→ To be done: Lay out every line of the entries below as a Markdown table with the columns "Row" and "Entry line," numbering the rows in order and skipping blank lines. Leave out the pictures.

→ Recorded data:
•••
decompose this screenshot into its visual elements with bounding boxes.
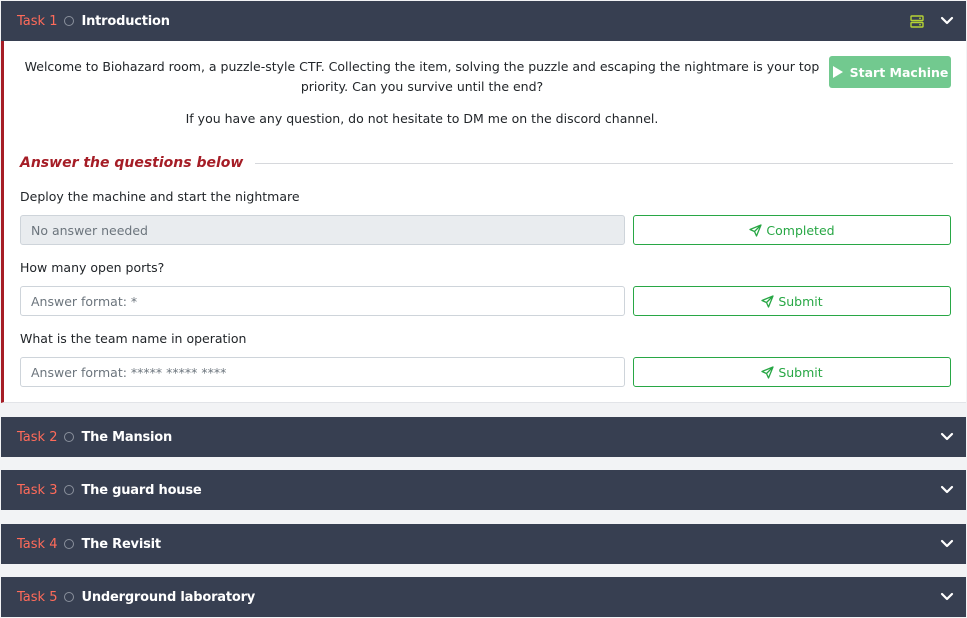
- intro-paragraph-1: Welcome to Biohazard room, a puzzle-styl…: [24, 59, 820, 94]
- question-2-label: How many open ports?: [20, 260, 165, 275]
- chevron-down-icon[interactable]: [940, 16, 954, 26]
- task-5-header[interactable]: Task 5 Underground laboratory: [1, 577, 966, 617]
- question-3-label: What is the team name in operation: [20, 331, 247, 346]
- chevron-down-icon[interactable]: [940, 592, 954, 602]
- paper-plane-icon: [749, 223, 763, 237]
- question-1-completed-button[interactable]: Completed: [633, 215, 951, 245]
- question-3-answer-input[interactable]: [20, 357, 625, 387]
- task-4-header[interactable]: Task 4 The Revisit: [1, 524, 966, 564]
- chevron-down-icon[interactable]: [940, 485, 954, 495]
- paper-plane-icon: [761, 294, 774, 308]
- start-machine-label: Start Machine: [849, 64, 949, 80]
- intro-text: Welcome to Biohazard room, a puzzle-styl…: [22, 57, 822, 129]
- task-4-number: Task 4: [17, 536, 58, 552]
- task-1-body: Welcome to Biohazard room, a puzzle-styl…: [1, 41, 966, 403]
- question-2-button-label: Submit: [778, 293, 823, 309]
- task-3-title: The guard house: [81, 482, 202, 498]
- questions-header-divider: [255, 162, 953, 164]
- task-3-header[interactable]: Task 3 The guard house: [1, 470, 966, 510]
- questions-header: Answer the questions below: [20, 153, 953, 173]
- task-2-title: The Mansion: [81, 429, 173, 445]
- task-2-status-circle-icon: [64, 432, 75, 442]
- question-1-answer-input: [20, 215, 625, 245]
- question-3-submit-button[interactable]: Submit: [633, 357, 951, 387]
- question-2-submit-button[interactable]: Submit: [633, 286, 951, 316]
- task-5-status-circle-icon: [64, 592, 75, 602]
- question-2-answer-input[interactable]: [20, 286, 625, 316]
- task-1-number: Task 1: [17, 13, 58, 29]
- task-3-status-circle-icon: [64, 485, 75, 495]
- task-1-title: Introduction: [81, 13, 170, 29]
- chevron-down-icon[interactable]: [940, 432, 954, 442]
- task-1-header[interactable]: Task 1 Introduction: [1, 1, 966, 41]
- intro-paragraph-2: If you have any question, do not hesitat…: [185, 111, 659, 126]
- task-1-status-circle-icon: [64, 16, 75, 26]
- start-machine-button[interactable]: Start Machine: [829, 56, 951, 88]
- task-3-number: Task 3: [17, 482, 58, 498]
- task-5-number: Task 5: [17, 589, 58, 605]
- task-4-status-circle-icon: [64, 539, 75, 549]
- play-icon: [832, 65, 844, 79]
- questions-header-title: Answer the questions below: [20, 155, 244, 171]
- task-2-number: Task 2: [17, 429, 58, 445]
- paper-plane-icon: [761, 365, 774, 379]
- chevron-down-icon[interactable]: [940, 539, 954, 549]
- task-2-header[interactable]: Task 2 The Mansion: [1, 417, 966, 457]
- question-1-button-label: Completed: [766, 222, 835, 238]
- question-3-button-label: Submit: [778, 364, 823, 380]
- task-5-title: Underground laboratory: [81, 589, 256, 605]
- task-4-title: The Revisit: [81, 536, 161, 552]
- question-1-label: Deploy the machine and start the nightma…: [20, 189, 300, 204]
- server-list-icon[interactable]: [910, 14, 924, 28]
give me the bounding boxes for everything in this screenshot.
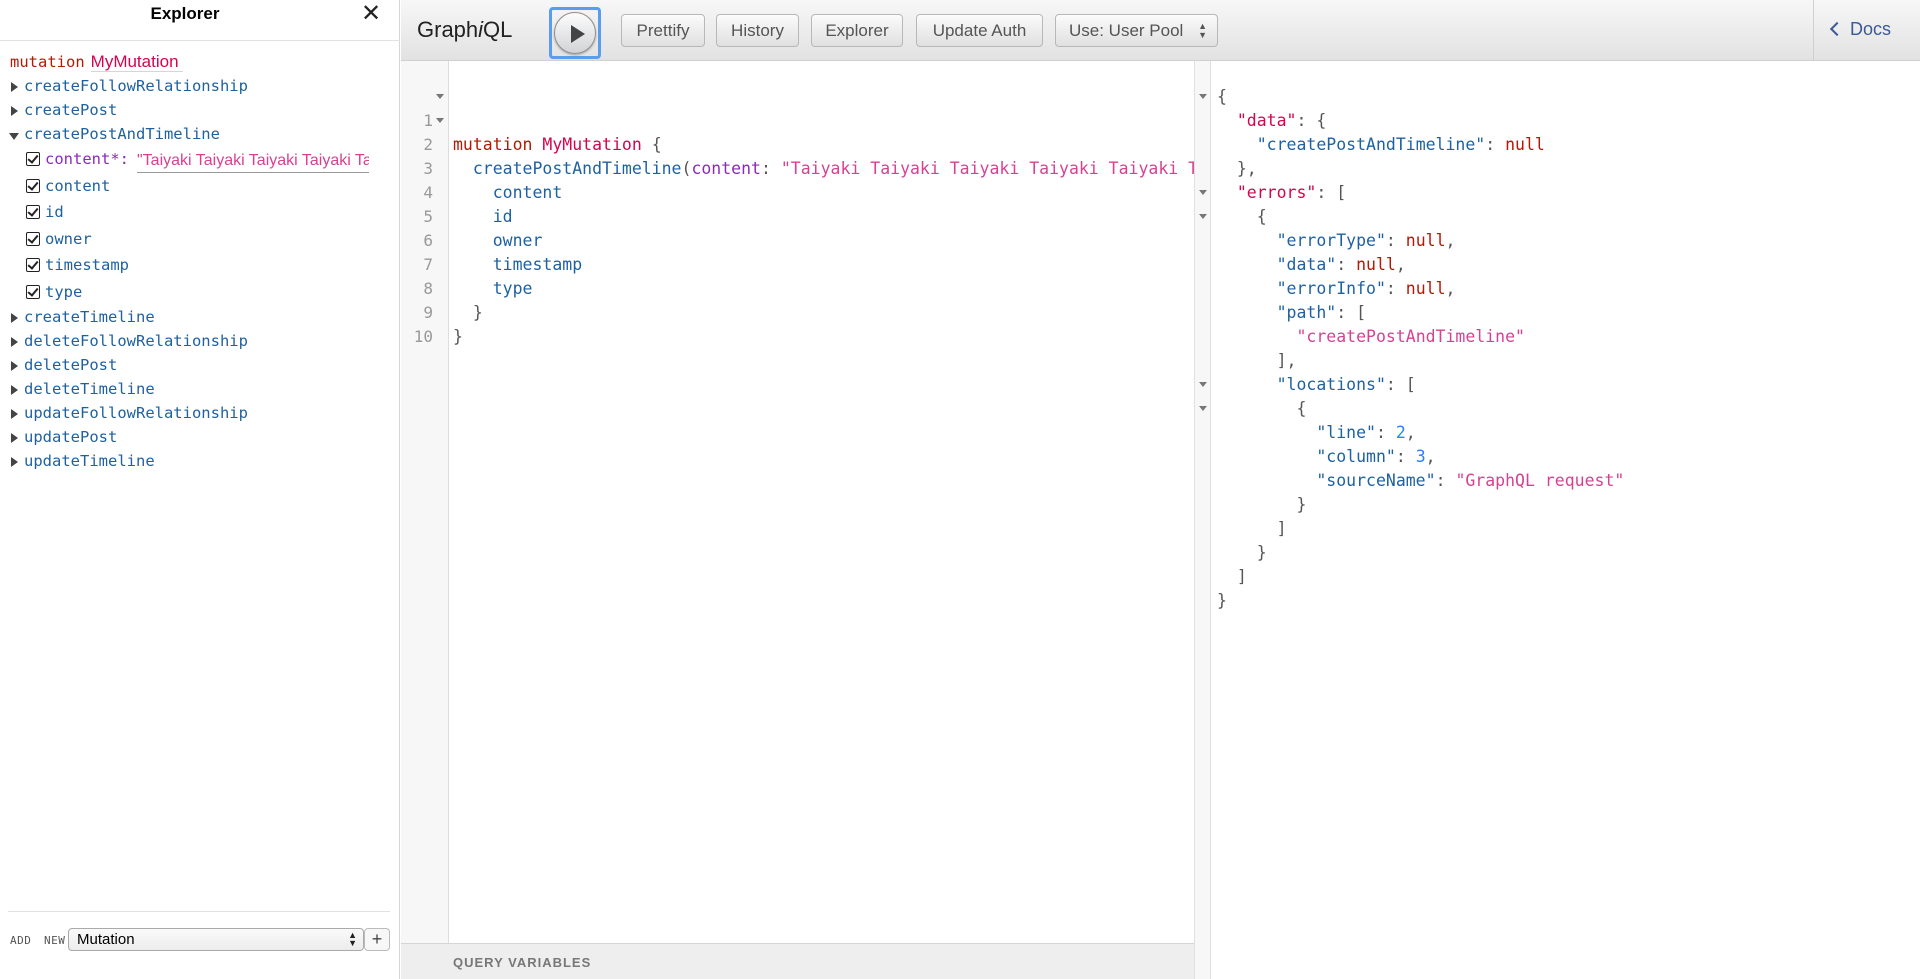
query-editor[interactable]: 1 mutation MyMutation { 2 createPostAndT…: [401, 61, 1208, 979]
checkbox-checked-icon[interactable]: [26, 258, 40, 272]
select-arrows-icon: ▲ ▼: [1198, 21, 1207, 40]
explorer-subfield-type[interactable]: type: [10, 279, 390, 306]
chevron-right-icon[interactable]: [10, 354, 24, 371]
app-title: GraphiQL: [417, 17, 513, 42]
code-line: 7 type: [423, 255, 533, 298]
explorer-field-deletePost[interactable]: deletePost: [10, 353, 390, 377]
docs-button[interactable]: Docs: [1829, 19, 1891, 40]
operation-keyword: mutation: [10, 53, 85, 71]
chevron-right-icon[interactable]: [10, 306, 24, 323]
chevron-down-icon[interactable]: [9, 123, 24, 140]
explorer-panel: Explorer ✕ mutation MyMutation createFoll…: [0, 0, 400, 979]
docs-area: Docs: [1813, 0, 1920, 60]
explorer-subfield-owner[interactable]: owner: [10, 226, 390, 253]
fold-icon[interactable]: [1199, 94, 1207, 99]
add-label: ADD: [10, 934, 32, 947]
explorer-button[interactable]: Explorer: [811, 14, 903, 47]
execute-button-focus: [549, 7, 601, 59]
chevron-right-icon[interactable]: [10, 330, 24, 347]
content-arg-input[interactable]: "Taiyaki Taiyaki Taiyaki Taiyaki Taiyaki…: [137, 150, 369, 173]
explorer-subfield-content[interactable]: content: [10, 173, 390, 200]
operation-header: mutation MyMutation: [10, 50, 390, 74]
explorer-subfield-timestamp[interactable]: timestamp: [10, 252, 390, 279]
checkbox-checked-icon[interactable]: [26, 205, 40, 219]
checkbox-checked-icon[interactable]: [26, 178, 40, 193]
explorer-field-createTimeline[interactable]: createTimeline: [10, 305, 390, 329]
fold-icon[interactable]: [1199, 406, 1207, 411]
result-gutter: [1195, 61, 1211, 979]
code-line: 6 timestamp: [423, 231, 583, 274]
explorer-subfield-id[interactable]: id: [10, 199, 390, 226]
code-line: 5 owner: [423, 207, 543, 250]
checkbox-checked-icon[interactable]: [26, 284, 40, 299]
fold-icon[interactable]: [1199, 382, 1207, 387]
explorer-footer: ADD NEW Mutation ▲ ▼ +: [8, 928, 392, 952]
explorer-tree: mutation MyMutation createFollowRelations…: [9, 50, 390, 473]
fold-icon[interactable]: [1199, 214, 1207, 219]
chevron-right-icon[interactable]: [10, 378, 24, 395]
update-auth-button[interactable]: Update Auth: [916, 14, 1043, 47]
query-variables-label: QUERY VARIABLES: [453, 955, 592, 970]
•••
→ The response:
| Row | Entry line |
|---|---|
| 1 | decompose this screenshot into its visual elements with bounding boxes. |
| 2 | - intro-paragraph-1: Welcome to Biohazard room, a puzzle-styl…: [24, 59, 820, 94] |
| 3 | - question-2-label: How many open ports?: [20, 260, 165, 275] |
| 4 | - chevron-down-icon[interactable]: [940, 16, 954, 26] |
| 5 | - task-5-header[interactable]: Task 5 Underground laboratory: [1, 577, 966, 617] |
| 6 | - question-3-label: What is the team name in operation: [20, 331, 247, 346] |
| 7 | - chevron-down-icon[interactable]: [940, 592, 954, 602] |
| 8 | - paper-plane-icon: [749, 223, 763, 237] |
| 9 | - question-1-completed-button[interactable]: Completed: [633, 215, 951, 245] |
| 10 | - question-3-answer-input[interactable]: [20, 357, 625, 387] |
| 11 | - task-4-header[interactable]: Task 4 The Revisit: [1, 524, 966, 564] |
| 12 | - chevron-down-icon[interactable]: [940, 485, 954, 495] |
| 13 | - paper-plane-icon: [761, 294, 774, 308] |
| 14 | - start-machine-label: Start Machine: [849, 64, 949, 80] |
| 15 | - intro-text: Welcome to Biohazard room, a puzzle-styl…: [22, 57, 822, 129] |
| 16 | - task-4-number: Task 4: [17, 536, 58, 552] |
| 17 | - task-1-body: Welcome to Biohazard room, a puzzle-styl…: [1, 41, 966, 403] |
| 18 | - question-2-button-label: Submit: [778, 293, 823, 309] |
| 19 | - task-3-title: The guard house: [81, 482, 202, 498] |
| 20 | - questions-header-divider: [255, 162, 953, 164] |
| 21 | - task-3-header[interactable]: Task 3 The guard house: [1, 470, 966, 510] |
| 22 | - questions-header: Answer the questions below: [20, 153, 953, 173] |
| 23 | - task-2-title: The Mansion: [81, 429, 173, 445] |
| 24 | - task-2-status-circle-icon: [64, 432, 75, 442] |
| 25 | - question-1-answer-input: [20, 215, 625, 245] |
| 26 | - question-3-submit-button[interactable]: Submit: [633, 357, 951, 387] |
| 27 | - question-2-submit-button[interactable]: Submit: [633, 286, 951, 316] |
| 28 | - task-5-status-circle-icon: [64, 592, 75, 602] |
| 29 | - question-2-answer-input[interactable]: [20, 286, 625, 316] |
| 30 | - task-1-number: Task 1: [17, 13, 58, 29] |
| 31 | - task-3-status-circle-icon: [64, 485, 75, 495] |
| 32 | - task-1-title: Introduction: [81, 13, 170, 29] |
| 33 | - chevron-down-icon[interactable]: [940, 432, 954, 442] |
| 34 | - task-1-header[interactable]: Task 1 Introduction: [1, 1, 966, 41] |
| 35 | - intro-paragraph-2: If you have any question, do not hesitat…: [185, 111, 659, 126] |
| 36 | - task-1-status-circle-icon: [64, 16, 75, 26] |
| 37 | - start-machine-button[interactable]: Start Machine: [829, 56, 951, 88] |
| 38 | - task-3-number: Task 3: [17, 482, 58, 498] |
| 39 | - task-5-number: Task 5: [17, 589, 58, 605] |
| 40 | - task-4-status-circle-icon: [64, 539, 75, 549] |
| 41 | - play-icon: [832, 65, 844, 79] |
| 42 | - questions-header-title: Answer the questions below: [20, 155, 244, 171] |
| 43 | - task-2-number: Task 2: [17, 429, 58, 445] |
| 44 | - paper-plane-icon: [761, 365, 774, 379] |
| 45 | - chevron-down-icon[interactable]: [940, 539, 954, 549] |
| 46 | - task-2-header[interactable]: Task 2 The Mansion: [1, 417, 966, 457] |
| 47 | - question-1-button-label: Completed: [766, 222, 835, 238] |
| 48 | - question-3-button-label: Submit: [778, 364, 823, 380] |
| 49 | - task-5-title: Underground laboratory: [81, 589, 256, 605] |
| 50 | - task-4-title: The Revisit: [81, 536, 161, 552] |
| 51 | - question-1-label: Deploy the machine and start the nightma…: [20, 189, 300, 204] |
| 52 | - server-list-icon[interactable]: [910, 14, 924, 28] |
| 53 | give me the bounding boxes for everything in this screenshot. |
| 54 | query-editor[interactable]: 1 mutation MyMutation { 2 createPostAndT…: [401, 61, 1208, 979] |
| 55 | checkbox-checked-icon[interactable]: [26, 258, 40, 272] |
| 56 | select-arrows-icon: ▲ ▼: [1198, 21, 1207, 40] |
| 57 | explorer-subfield-type[interactable]: type: [10, 279, 390, 306] |
| 58 | chevron-right-icon[interactable]: [10, 354, 24, 371] |
| 59 | app-title: GraphiQL: [417, 17, 513, 42] |
| 60 | code-line: 7 type: [423, 255, 533, 298] |
| 61 | explorer-field-deletePost[interactable]: deletePost: [10, 353, 390, 377] |
| 62 | docs-button[interactable]: Docs: [1829, 19, 1891, 40] |
| 63 | operation-keyword: mutation: [10, 53, 85, 71] |
| 64 | chevron-right-icon[interactable]: [10, 306, 24, 323] |
| 65 | chevron-down-icon[interactable]: [9, 123, 24, 140] |
| 66 | explorer-panel: Explorer ✕ mutation MyMutation createFoll…: [0, 0, 400, 979] |
| 67 | docs-area: Docs: [1813, 0, 1920, 60] |
| 68 | explorer-subfield-owner[interactable]: owner: [10, 226, 390, 253] |
| 69 | fold-icon[interactable]: [1199, 94, 1207, 99] |
| 70 | add-label: ADD: [10, 934, 32, 947] |
| 71 | explorer-button[interactable]: Explorer: [811, 14, 903, 47] |
| 72 | execute-button-focus: [549, 7, 601, 59] |
| 73 | chevron-right-icon[interactable]: [10, 330, 24, 347] |
| 74 | content-arg-input[interactable]: "Taiyaki Taiyaki Taiyaki Taiyaki Taiyaki…: [137, 150, 369, 173] |
| 75 | explorer-subfield-content[interactable]: content: [10, 173, 390, 200] |
| 76 | operation-header: mutation MyMutation: [10, 50, 390, 74] |
| 77 | explorer-subfield-timestamp[interactable]: timestamp: [10, 252, 390, 279] |
| 78 | checkbox-checked-icon[interactable]: [26, 205, 40, 219] |
| 79 | checkbox-checked-icon[interactable]: [26, 178, 40, 193] |
| 80 | explorer-field-createTimeline[interactable]: createTimeline: [10, 305, 390, 329] |
| 81 | fold-icon[interactable]: [1199, 406, 1207, 411] |
| 82 | result-gutter: [1195, 61, 1211, 979] |
| 83 | code-line: 6 timestamp: [423, 231, 583, 274] |
| 84 | explorer-subfield-id[interactable]: id: [10, 199, 390, 226] |
| 85 | code-line: 5 owner: [423, 207, 543, 250] |
| 86 | checkbox-checked-icon[interactable]: [26, 284, 40, 299] |
| 87 | fold-icon[interactable]: [1199, 382, 1207, 387] |
| 88 | explorer-footer: ADD NEW Mutation ▲ ▼ +: [8, 928, 392, 952] |
| 89 | explorer-tree: mutation MyMutation createFollowRelations…: [9, 50, 390, 473] |
| 90 | fold-icon[interactable]: [1199, 214, 1207, 219] |
| 91 | chevron-right-icon[interactable]: [10, 378, 24, 395] |
| 92 | update-auth-button[interactable]: Update Auth: [916, 14, 1043, 47] |
| 93 | query-variables-label: QUERY VARIABLES: [453, 955, 592, 970] |